A run of records:

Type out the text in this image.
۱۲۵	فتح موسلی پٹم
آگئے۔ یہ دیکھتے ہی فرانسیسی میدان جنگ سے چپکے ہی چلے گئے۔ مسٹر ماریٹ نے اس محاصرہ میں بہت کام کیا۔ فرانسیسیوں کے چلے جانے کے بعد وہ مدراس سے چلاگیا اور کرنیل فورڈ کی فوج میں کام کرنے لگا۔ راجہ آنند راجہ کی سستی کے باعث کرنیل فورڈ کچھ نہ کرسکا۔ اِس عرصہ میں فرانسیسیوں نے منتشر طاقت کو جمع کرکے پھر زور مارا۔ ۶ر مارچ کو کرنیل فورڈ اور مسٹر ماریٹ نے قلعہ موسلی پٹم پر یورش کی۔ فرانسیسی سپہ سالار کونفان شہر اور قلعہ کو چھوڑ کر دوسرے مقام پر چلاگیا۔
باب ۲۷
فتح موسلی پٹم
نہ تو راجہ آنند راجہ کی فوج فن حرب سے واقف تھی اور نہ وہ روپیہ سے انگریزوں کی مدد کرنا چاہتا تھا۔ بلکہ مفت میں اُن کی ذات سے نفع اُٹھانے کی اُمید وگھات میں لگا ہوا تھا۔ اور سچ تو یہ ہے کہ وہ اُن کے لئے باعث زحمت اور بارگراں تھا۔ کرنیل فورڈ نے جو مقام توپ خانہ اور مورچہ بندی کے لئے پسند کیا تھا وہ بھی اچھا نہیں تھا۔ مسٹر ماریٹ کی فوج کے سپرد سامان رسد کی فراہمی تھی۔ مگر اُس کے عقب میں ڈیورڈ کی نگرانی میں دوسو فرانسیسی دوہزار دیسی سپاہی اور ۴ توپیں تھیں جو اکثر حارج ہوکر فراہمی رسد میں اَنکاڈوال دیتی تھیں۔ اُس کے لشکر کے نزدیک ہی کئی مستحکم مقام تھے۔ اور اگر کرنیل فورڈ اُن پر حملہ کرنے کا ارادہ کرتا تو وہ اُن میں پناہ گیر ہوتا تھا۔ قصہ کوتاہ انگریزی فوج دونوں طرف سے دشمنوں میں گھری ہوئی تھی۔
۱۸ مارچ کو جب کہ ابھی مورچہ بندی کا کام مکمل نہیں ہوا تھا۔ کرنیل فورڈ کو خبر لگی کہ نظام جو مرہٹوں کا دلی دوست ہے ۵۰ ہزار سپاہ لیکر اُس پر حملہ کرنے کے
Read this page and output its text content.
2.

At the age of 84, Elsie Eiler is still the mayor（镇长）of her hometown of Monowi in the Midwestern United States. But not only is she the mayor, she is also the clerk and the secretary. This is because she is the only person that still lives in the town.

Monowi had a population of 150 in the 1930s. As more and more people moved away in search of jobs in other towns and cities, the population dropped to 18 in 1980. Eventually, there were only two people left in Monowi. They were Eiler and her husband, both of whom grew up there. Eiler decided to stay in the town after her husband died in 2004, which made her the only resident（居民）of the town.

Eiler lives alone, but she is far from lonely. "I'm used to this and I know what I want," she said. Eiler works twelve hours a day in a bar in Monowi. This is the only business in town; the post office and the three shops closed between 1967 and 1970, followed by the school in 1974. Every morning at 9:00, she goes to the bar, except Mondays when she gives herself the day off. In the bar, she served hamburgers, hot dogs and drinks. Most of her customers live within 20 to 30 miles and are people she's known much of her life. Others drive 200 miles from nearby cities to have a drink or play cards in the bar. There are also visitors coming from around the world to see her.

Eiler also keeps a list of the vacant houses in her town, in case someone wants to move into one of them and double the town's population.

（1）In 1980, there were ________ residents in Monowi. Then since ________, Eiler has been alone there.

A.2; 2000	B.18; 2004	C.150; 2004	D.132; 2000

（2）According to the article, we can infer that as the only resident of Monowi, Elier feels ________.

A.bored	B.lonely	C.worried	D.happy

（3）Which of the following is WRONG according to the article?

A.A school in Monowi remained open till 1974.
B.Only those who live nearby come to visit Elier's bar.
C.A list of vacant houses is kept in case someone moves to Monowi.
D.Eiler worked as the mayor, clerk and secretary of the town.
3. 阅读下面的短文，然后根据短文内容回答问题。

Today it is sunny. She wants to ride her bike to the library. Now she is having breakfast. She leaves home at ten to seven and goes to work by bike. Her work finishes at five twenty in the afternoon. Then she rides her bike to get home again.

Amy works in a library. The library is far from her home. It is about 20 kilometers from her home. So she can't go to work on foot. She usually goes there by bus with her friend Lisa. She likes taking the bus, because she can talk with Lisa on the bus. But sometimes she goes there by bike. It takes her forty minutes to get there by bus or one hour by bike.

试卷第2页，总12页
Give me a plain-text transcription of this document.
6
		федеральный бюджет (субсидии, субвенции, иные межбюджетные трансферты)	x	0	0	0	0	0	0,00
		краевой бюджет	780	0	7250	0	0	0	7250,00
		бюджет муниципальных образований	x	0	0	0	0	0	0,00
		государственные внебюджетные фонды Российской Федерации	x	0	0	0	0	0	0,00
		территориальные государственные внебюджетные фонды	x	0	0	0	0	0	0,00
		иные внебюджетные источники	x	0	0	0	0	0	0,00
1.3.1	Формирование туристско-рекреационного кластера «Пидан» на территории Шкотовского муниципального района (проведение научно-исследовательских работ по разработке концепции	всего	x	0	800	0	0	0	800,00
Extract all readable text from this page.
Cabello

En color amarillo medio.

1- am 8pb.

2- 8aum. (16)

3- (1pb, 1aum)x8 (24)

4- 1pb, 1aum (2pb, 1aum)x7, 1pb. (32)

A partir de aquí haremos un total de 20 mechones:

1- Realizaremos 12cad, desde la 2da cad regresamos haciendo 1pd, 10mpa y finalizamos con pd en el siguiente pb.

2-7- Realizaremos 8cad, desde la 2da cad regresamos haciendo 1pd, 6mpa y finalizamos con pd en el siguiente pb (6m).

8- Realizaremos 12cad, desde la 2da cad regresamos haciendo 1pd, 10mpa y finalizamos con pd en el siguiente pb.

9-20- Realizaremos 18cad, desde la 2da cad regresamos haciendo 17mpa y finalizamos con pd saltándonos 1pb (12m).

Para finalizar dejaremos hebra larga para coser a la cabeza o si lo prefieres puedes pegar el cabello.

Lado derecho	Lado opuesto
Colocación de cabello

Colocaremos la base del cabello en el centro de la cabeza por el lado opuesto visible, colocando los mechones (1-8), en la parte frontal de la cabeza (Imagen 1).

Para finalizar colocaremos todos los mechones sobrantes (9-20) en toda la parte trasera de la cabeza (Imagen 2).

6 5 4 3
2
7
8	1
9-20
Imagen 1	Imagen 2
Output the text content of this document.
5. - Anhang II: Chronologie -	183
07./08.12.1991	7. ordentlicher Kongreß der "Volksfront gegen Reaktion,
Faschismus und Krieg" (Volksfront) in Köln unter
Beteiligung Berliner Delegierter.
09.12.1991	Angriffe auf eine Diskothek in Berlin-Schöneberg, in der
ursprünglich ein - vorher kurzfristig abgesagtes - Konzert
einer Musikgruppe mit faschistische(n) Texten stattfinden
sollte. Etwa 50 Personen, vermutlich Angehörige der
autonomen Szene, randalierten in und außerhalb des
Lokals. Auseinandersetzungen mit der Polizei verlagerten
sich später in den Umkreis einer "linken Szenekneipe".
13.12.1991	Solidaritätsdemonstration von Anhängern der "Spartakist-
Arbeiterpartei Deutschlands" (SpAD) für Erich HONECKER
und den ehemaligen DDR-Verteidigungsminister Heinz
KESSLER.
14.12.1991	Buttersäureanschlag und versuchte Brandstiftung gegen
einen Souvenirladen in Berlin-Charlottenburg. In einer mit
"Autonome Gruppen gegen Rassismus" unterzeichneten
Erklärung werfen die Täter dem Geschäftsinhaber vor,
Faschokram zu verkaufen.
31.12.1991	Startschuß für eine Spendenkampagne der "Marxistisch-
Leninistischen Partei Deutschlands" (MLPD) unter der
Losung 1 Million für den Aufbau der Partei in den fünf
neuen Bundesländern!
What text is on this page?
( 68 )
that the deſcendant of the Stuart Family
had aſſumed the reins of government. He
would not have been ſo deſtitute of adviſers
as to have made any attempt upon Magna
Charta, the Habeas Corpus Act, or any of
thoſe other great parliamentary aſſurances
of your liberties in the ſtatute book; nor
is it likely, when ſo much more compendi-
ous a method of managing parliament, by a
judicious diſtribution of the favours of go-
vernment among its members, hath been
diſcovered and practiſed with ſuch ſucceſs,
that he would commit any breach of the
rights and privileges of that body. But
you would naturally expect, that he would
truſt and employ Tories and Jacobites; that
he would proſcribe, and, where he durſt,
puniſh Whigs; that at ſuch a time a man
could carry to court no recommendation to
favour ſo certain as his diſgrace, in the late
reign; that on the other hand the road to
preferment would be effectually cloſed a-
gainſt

| AIM |
Gather each line of the records holding the string "bike".

| THE ANSWER |
Today it is sunny. She wants to ride her bike to the library. Now she is having breakfast. She leaves home at ten to seven and goes to work by bike. Her work finishes at five twenty in the afternoon. Then she rides her bike to get home again.
Amy works in a library. The library is far from her home. It is about 20 kilometers from her home. So she can't go to work on foot. She usually goes there by bus with her friend Lisa. She likes taking the bus, because she can talk with Lisa on the bus. But sometimes she goes there by bike. It takes her forty minutes to get there by bus or one hour by bike.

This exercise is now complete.